SOURCE:
— Start —
# Ati GPU temperature monitor



## oarsome (Oct 18, 2004)

I have an ATI AIW 9800 PRO and I was curious what other people have overclocked this card to? I have a watercooling system set up, and I was curious if there is anyprogram that can monitor my GPU temperature?
cheers,

a.


----------



## nightelf84 (Oct 18, 2004)

Unless you have the LM63 monitoring chip on your card, there's no way any software can monitor GPU temp. 

to find out if u hv it, 

http://www.techpowerup.com/articles/overclocking/vidcard/94


----------



## ati.bob (Oct 18, 2004)

Or you could use a tempreature probe and touch the back side of your card (to be exact, the back side of the card where the GPU core is located..) to get a rough idea how hot the core is..


----------



## wazzledoozle (Oct 18, 2004)

ati.bob said:
			
		

> Or you could use a tempreature probe and touch the back side of your card (to be exact, the back side of the card where the GPU core is located..) to get a rough idea how hot the core is..


Though dont touch a metal probe to any circuits, put a thin piece of plastic over the sampling area for a while then probe it.


----------



## ati.bob (Oct 18, 2004)

Or just be careful not to touch any open circuits..  Putting a thin piece of plastic over it might increase the actial temperature variation..


----------
— End —
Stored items
— Start —
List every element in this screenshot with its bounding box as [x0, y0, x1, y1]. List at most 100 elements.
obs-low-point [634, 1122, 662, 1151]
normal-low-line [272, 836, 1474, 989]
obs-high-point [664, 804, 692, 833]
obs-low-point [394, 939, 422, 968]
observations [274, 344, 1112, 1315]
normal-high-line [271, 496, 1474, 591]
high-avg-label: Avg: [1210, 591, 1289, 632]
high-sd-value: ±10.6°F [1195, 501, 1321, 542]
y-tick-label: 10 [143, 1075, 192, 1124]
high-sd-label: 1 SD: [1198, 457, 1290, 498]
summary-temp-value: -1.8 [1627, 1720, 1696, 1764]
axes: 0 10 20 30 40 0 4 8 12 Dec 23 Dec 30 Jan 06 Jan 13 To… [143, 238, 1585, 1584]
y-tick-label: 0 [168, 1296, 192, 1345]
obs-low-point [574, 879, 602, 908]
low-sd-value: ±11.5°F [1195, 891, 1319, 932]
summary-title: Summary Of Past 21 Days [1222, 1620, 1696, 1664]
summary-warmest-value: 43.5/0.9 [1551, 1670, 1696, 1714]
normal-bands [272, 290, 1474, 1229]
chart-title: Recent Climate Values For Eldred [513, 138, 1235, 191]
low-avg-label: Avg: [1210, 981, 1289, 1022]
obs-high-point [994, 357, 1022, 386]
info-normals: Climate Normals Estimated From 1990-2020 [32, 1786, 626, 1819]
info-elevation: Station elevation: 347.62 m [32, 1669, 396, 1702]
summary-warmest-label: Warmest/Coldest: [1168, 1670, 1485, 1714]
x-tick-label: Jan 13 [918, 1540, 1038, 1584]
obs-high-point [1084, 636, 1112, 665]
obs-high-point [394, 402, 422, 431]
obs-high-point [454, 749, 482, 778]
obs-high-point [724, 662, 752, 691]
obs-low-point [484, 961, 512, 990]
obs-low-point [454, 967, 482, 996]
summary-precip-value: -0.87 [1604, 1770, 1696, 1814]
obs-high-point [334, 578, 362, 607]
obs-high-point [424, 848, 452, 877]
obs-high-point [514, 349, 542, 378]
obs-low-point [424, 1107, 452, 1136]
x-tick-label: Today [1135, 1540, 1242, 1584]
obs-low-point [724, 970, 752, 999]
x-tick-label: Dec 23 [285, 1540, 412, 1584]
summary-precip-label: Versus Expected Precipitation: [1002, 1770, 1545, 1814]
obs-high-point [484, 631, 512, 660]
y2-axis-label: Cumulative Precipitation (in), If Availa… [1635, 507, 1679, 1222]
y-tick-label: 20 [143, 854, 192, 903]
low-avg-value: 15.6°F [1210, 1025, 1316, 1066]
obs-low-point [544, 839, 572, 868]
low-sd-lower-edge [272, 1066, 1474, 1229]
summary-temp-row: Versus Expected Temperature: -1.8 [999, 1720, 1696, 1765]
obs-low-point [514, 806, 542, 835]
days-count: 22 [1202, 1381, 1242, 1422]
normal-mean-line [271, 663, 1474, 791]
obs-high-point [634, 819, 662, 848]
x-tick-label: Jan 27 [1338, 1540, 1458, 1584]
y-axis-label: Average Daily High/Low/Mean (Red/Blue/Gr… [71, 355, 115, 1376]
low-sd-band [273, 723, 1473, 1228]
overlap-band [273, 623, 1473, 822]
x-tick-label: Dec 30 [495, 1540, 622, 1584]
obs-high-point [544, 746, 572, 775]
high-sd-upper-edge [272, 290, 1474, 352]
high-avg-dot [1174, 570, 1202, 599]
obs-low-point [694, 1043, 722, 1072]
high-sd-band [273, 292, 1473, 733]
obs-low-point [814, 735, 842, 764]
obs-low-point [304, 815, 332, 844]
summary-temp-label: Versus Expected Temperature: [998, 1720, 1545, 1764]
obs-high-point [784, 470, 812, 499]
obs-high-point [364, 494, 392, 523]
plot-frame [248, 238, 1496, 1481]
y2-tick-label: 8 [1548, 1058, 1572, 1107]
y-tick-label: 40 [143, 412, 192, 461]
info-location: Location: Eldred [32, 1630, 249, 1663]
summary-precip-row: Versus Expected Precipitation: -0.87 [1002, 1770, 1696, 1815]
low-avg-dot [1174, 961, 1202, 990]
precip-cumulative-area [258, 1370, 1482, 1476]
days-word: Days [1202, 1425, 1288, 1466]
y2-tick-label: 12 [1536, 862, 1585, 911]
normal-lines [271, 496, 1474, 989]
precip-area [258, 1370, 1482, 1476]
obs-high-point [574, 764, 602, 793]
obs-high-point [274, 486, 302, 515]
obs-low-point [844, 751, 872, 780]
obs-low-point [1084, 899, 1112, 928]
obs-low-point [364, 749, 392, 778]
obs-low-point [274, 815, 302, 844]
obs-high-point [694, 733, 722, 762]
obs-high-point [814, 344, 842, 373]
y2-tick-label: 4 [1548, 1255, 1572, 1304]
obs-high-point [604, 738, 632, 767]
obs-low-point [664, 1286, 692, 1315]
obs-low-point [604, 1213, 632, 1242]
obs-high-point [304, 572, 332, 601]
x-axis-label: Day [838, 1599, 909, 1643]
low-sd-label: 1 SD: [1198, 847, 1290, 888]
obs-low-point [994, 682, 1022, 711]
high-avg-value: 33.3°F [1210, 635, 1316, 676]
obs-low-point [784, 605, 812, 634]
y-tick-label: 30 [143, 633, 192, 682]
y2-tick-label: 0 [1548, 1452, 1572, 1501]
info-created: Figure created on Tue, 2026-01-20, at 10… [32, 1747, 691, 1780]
— End —
INSTRUCTIONS TO FOLLOW:
Answer these about the GPU temperature thread:
(a) What card does oarsome own?
(b) According to nightelf84, what chip must be on the card for software to monitor GPU temperature?
(c) What does wazzledoozle suggest placing over the sampling area before probing it?

CORRECT ANSWER:
(a) An ATI AIW 9800 PRO.
(b) The LM63 monitoring chip.
(c) A thin piece of plastic.